▸ **What is asked**: Scan the lines below for the word "values". Copy each line you find it in.
**********
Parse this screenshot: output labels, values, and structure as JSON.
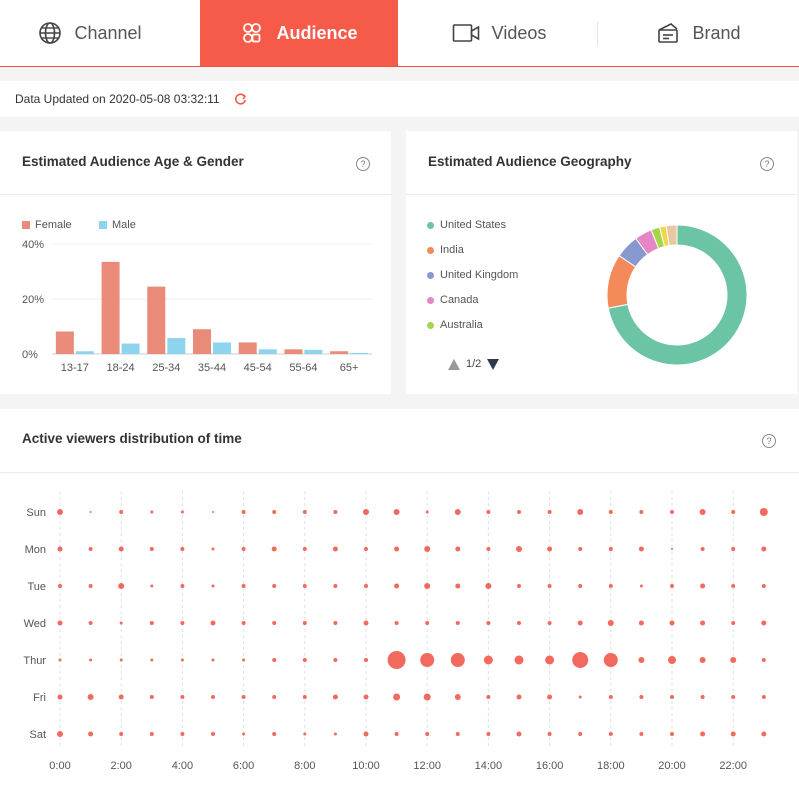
{
  "tabs": [
    {
      "label": "Channel",
      "icon": "globe-icon"
    },
    {
      "label": "Audience",
      "icon": "audience-icon"
    },
    {
      "label": "Videos",
      "icon": "video-camera-icon"
    },
    {
      "label": "Brand",
      "icon": "brand-icon"
    }
  ],
  "updated": {
    "text": "Data Updated on 2020-05-08 03:32:11",
    "icon": "refresh-icon"
  },
  "colors": {
    "accent": "#f65a48",
    "female": "#ea8a78",
    "male": "#8fd4ef",
    "dots": "#f26a5e"
  },
  "age_gender": {
    "title": "Estimated Audience Age & Gender",
    "help": "?",
    "legend": {
      "female": "Female",
      "male": "Male"
    },
    "chart_data": {
      "type": "bar",
      "categories": [
        "13-17",
        "18-24",
        "25-34",
        "35-44",
        "45-54",
        "55-64",
        "65+"
      ],
      "series": [
        {
          "name": "Female",
          "values": [
            8.2,
            33.5,
            24.5,
            9.0,
            4.2,
            1.7,
            1.0
          ]
        },
        {
          "name": "Male",
          "values": [
            1.0,
            3.8,
            5.8,
            4.2,
            1.7,
            1.5,
            0.4
          ]
        }
      ],
      "yticks": [
        "0%",
        "20%",
        "40%"
      ],
      "ylim": [
        0,
        40
      ]
    }
  },
  "geography": {
    "title": "Estimated Audience Geography",
    "help": "?",
    "legend": [
      {
        "name": "United States",
        "color": "#6bc5a5"
      },
      {
        "name": "India",
        "color": "#f48a5a"
      },
      {
        "name": "United Kingdom",
        "color": "#8799d0"
      },
      {
        "name": "Canada",
        "color": "#e585c5"
      },
      {
        "name": "Australia",
        "color": "#a5d44d"
      }
    ],
    "pager": "1/2",
    "chart_data": {
      "type": "pie",
      "slices": [
        {
          "name": "United States",
          "value": 72.0,
          "color": "#6bc5a5"
        },
        {
          "name": "India",
          "value": 12.5,
          "color": "#f48a5a"
        },
        {
          "name": "United Kingdom",
          "value": 5.5,
          "color": "#8799d0"
        },
        {
          "name": "Canada",
          "value": 4.0,
          "color": "#e585c5"
        },
        {
          "name": "Australia",
          "value": 2.0,
          "color": "#a5d44d"
        },
        {
          "name": "",
          "value": 1.5,
          "color": "#f2d64a"
        },
        {
          "name": "",
          "value": 2.5,
          "color": "#e8c8a0"
        }
      ]
    }
  },
  "active": {
    "title": "Active viewers distribution of time",
    "help": "?",
    "chart_data": {
      "type": "scatter",
      "days": [
        "Sun",
        "Mon",
        "Tue",
        "Wed",
        "Thur",
        "Fri",
        "Sat"
      ],
      "hour_labels": [
        "0:00",
        "2:00",
        "4:00",
        "6:00",
        "8:00",
        "10:00",
        "12:00",
        "14:00",
        "16:00",
        "18:00",
        "20:00",
        "22:00"
      ],
      "values": [
        [
          3,
          1,
          2,
          1.5,
          1.5,
          1,
          2,
          2,
          2,
          2,
          3,
          3,
          1.5,
          3,
          2,
          2,
          2,
          3,
          2,
          2,
          2,
          3,
          2,
          4
        ],
        [
          2.5,
          2,
          2.5,
          2,
          2,
          1.5,
          2,
          2.5,
          2,
          2.5,
          2,
          2.5,
          3,
          2.5,
          2,
          3,
          2.5,
          2,
          2,
          2.5,
          1,
          2,
          2,
          2.5
        ],
        [
          2,
          2,
          3,
          1.5,
          2,
          1.5,
          2,
          2,
          2,
          2,
          2,
          2.5,
          3,
          2.5,
          3,
          2,
          2,
          2,
          2,
          1.5,
          2,
          2.5,
          2,
          2
        ],
        [
          2.5,
          2,
          1.5,
          2,
          2,
          2.5,
          2,
          2,
          2,
          2,
          2.5,
          2,
          2,
          2,
          2,
          2,
          2,
          2.5,
          3,
          2.5,
          2.5,
          2.5,
          2,
          2.5
        ],
        [
          1.5,
          1.5,
          1.5,
          1.5,
          1.5,
          1.5,
          1.5,
          2,
          2,
          2,
          2,
          9,
          7,
          7,
          4.5,
          4.5,
          4.5,
          8,
          7,
          3,
          4,
          3,
          3,
          2
        ],
        [
          2.5,
          3,
          2.5,
          2,
          2,
          2,
          2,
          2,
          2,
          2.5,
          2.5,
          3.5,
          3.5,
          3,
          2,
          2.5,
          2.5,
          1.5,
          2,
          2,
          2,
          2,
          2,
          2
        ],
        [
          3,
          2.5,
          2,
          2,
          2,
          2,
          1.5,
          2,
          1.5,
          1.5,
          2.5,
          2,
          2,
          2,
          2,
          2.5,
          2,
          2,
          2,
          2,
          2,
          2.5,
          2.5,
          2.5
        ]
      ]
    }
  }
}
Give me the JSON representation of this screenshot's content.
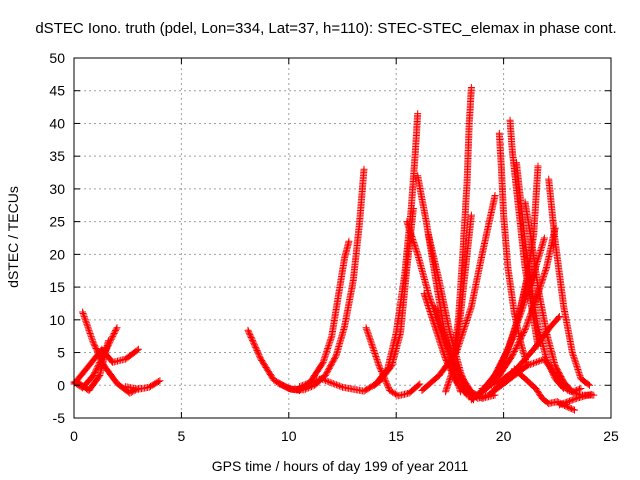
{
  "chart_data": {
    "type": "scatter",
    "title": "dSTEC Iono. truth (pdel, Lon=334, Lat=37, h=110): STEC-STEC_elemax in phase cont.",
    "xlabel": "GPS time / hours of day 199 of year 2011",
    "ylabel": "dSTEC  / TECUs",
    "xlim": [
      0,
      25
    ],
    "ylim": [
      -5,
      50
    ],
    "xticks": [
      0,
      5,
      10,
      15,
      20,
      25
    ],
    "yticks": [
      -5,
      0,
      5,
      10,
      15,
      20,
      25,
      30,
      35,
      40,
      45,
      50
    ],
    "grid": true,
    "marker": "+",
    "color": "#ff0000",
    "arcs": [
      {
        "x": [
          0.0,
          0.4,
          0.9,
          1.4,
          2.0
        ],
        "y": [
          0.5,
          -0.4,
          1.5,
          4.8,
          8.8
        ]
      },
      {
        "x": [
          0.4,
          0.9,
          1.4,
          2.0,
          2.6,
          3.0
        ],
        "y": [
          11.2,
          6.5,
          3.0,
          0.3,
          -1.2,
          -0.5
        ]
      },
      {
        "x": [
          0.0,
          0.7,
          1.3,
          1.8,
          2.4,
          3.0
        ],
        "y": [
          0.2,
          3.0,
          5.5,
          3.5,
          4.0,
          5.5
        ]
      },
      {
        "x": [
          0.1,
          0.7,
          1.2,
          1.6
        ],
        "y": [
          0.6,
          -0.8,
          1.5,
          6.8
        ]
      },
      {
        "x": [
          2.4,
          3.0,
          3.5,
          4.0
        ],
        "y": [
          -0.2,
          -0.6,
          -0.3,
          0.7
        ]
      },
      {
        "x": [
          8.1,
          8.7,
          9.3,
          10.0,
          10.5,
          11.0,
          11.6,
          12.0,
          12.3,
          12.6,
          12.8
        ],
        "y": [
          8.4,
          4.0,
          0.8,
          -0.5,
          -0.8,
          0.5,
          3.5,
          7.5,
          13.5,
          19.5,
          22.0
        ]
      },
      {
        "x": [
          9.5,
          10.1,
          10.7,
          11.2,
          11.7,
          12.2,
          12.6,
          13.0,
          13.3,
          13.5
        ],
        "y": [
          0.3,
          -0.6,
          -0.7,
          0.0,
          1.5,
          4.5,
          9.0,
          16.0,
          25.0,
          33.0
        ]
      },
      {
        "x": [
          10.5,
          11.5,
          12.5,
          13.5,
          14.2,
          14.8,
          15.2,
          15.5,
          15.8
        ],
        "y": [
          -0.2,
          1.0,
          -0.3,
          -0.9,
          0.5,
          3.0,
          8.0,
          18.0,
          27.0
        ]
      },
      {
        "x": [
          13.6,
          14.2,
          14.7,
          15.1,
          15.6,
          16.1
        ],
        "y": [
          8.8,
          3.0,
          -0.8,
          -1.6,
          -1.2,
          0.2
        ]
      },
      {
        "x": [
          14.0,
          14.6,
          15.0,
          15.4,
          15.7,
          15.9,
          16.0
        ],
        "y": [
          0.0,
          2.5,
          8.0,
          17.0,
          27.0,
          36.0,
          41.5
        ]
      },
      {
        "x": [
          15.5,
          16.0,
          16.5,
          17.0,
          17.5,
          18.0,
          18.4,
          18.8,
          19.3,
          20.0
        ],
        "y": [
          25.0,
          20.0,
          14.0,
          9.0,
          4.5,
          1.0,
          -1.0,
          -2.0,
          -1.5,
          0.5
        ]
      },
      {
        "x": [
          16.0,
          16.4,
          16.8,
          17.2,
          17.6,
          18.0
        ],
        "y": [
          32.0,
          25.0,
          17.0,
          9.0,
          3.0,
          -1.0
        ]
      },
      {
        "x": [
          16.5,
          17.0,
          17.5,
          18.0,
          18.4,
          18.6
        ],
        "y": [
          23.0,
          16.0,
          8.0,
          2.0,
          -1.5,
          -2.2
        ]
      },
      {
        "x": [
          16.3,
          16.8,
          17.3,
          17.8,
          18.3
        ],
        "y": [
          14.0,
          9.0,
          4.0,
          0.5,
          -1.5
        ]
      },
      {
        "x": [
          16.8,
          17.4,
          18.0,
          18.5,
          19.0,
          19.6
        ],
        "y": [
          12.0,
          6.0,
          1.5,
          -1.0,
          -2.0,
          -1.5
        ]
      },
      {
        "x": [
          17.3,
          17.6,
          17.9,
          18.2,
          18.5
        ],
        "y": [
          -1.0,
          2.0,
          8.0,
          17.0,
          26.0
        ]
      },
      {
        "x": [
          17.6,
          17.9,
          18.1,
          18.3,
          18.4,
          18.5
        ],
        "y": [
          3.0,
          10.0,
          20.0,
          31.0,
          40.0,
          45.5
        ]
      },
      {
        "x": [
          16.2,
          17.0,
          17.8,
          18.5,
          19.0,
          19.6
        ],
        "y": [
          -0.8,
          1.5,
          5.0,
          12.0,
          20.0,
          29.0
        ]
      },
      {
        "x": [
          18.5,
          19.2,
          19.8,
          20.4,
          21.0,
          21.5,
          22.0,
          22.4
        ],
        "y": [
          -2.0,
          -0.5,
          1.5,
          4.5,
          8.5,
          13.0,
          18.0,
          24.0
        ]
      },
      {
        "x": [
          18.8,
          19.5,
          20.2,
          20.8,
          21.4,
          21.9
        ],
        "y": [
          -1.5,
          1.0,
          5.5,
          11.0,
          17.0,
          22.5
        ]
      },
      {
        "x": [
          19.2,
          19.7,
          20.2,
          20.7,
          21.1,
          21.4,
          21.6
        ],
        "y": [
          0.0,
          2.0,
          5.5,
          10.5,
          16.5,
          23.0,
          33.5
        ]
      },
      {
        "x": [
          19.8,
          19.9,
          20.0,
          20.2,
          20.5,
          20.8,
          21.1
        ],
        "y": [
          38.5,
          33.0,
          26.0,
          18.0,
          11.0,
          6.5,
          3.0
        ]
      },
      {
        "x": [
          20.3,
          20.4,
          20.6,
          20.8,
          21.0,
          21.3,
          21.6
        ],
        "y": [
          40.5,
          36.0,
          30.0,
          24.0,
          18.0,
          12.0,
          6.0
        ]
      },
      {
        "x": [
          20.6,
          20.8,
          21.0,
          21.3,
          21.6,
          22.0,
          22.4,
          22.8
        ],
        "y": [
          34.0,
          28.0,
          22.0,
          15.0,
          9.0,
          4.0,
          1.0,
          -0.5
        ]
      },
      {
        "x": [
          21.0,
          21.3,
          21.6,
          22.0,
          22.4,
          22.8,
          23.2,
          23.6
        ],
        "y": [
          28.0,
          22.0,
          15.0,
          8.0,
          3.0,
          0.5,
          -1.0,
          -0.5
        ]
      },
      {
        "x": [
          18.5,
          19.2,
          19.8,
          20.4,
          20.8,
          21.2
        ],
        "y": [
          -2.2,
          -0.5,
          2.5,
          7.0,
          12.0,
          17.5
        ]
      },
      {
        "x": [
          19.0,
          19.8,
          20.6,
          21.4,
          22.2,
          22.6
        ],
        "y": [
          -0.5,
          0.5,
          2.5,
          5.5,
          9.0,
          10.5
        ]
      },
      {
        "x": [
          19.5,
          20.3,
          21.1,
          21.9,
          22.5,
          23.0,
          23.6,
          24.2
        ],
        "y": [
          -1.0,
          1.0,
          3.0,
          4.0,
          1.0,
          -0.8,
          -1.5,
          -1.5
        ]
      },
      {
        "x": [
          20.5,
          21.0,
          21.5,
          21.8,
          22.1,
          22.5,
          22.9,
          23.3
        ],
        "y": [
          2.5,
          1.0,
          -0.5,
          -2.0,
          -2.8,
          -2.5,
          -3.2,
          -3.8
        ]
      },
      {
        "x": [
          22.1,
          22.4,
          22.8,
          23.2,
          23.6,
          24.0
        ],
        "y": [
          31.5,
          22.0,
          12.0,
          5.0,
          1.0,
          0.0
        ]
      },
      {
        "x": [
          22.6,
          23.0,
          23.4,
          23.8,
          24.1
        ],
        "y": [
          -3.0,
          -2.5,
          -2.0,
          -1.6,
          -1.4
        ]
      }
    ]
  }
}
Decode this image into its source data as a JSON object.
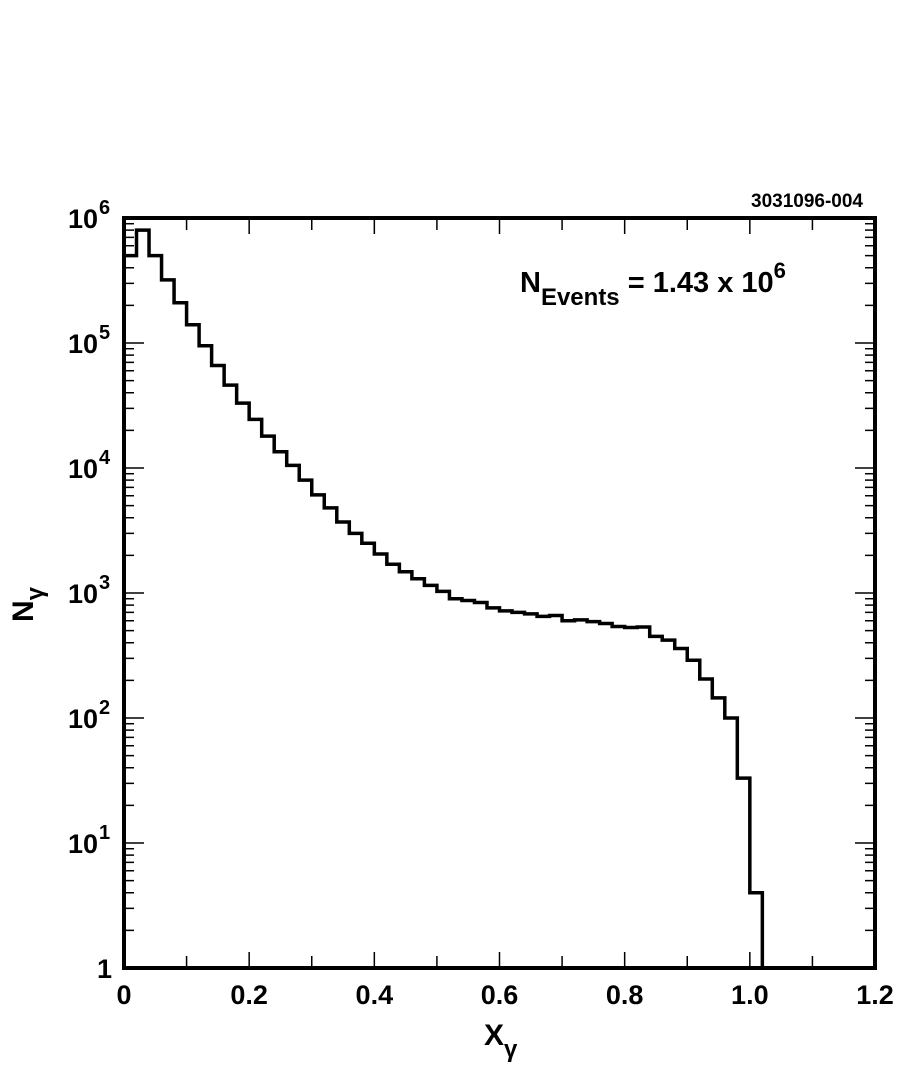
{
  "figure_id": "3031096-004",
  "chart_data": {
    "type": "histogram",
    "title": "",
    "xlabel_base": "X",
    "xlabel_sub": "γ",
    "ylabel_base": "N",
    "ylabel_sub": "γ",
    "xlim": [
      0,
      1.2
    ],
    "ylim": [
      1,
      1000000
    ],
    "yscale": "log",
    "grid": false,
    "x_ticks": [
      "0",
      "0.2",
      "0.4",
      "0.6",
      "0.8",
      "1.0",
      "1.2"
    ],
    "y_ticks": [
      {
        "base": "1",
        "exp": ""
      },
      {
        "base": "10",
        "exp": "1"
      },
      {
        "base": "10",
        "exp": "2"
      },
      {
        "base": "10",
        "exp": "3"
      },
      {
        "base": "10",
        "exp": "4"
      },
      {
        "base": "10",
        "exp": "5"
      },
      {
        "base": "10",
        "exp": "6"
      }
    ],
    "annotation": {
      "base": "N",
      "sub": "Events",
      "text": " = 1.43 x 10",
      "exp": "6",
      "position": "top-right"
    },
    "bin_width": 0.02,
    "bin_start": 0,
    "values": [
      500000,
      800000,
      500000,
      320000,
      210000,
      140000,
      95000,
      66000,
      46000,
      33000,
      24500,
      18000,
      13500,
      10500,
      8000,
      6100,
      4800,
      3700,
      3000,
      2500,
      2050,
      1700,
      1480,
      1300,
      1150,
      1030,
      900,
      870,
      840,
      760,
      720,
      700,
      680,
      650,
      660,
      600,
      610,
      590,
      570,
      540,
      530,
      535,
      450,
      420,
      360,
      290,
      205,
      145,
      100,
      33,
      4
    ]
  }
}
**********
▸ **The solution**:
Parse this screenshot: output labels, values, and structure as JSON.
          "values": [
          "values": [
      "values": [
    "values": [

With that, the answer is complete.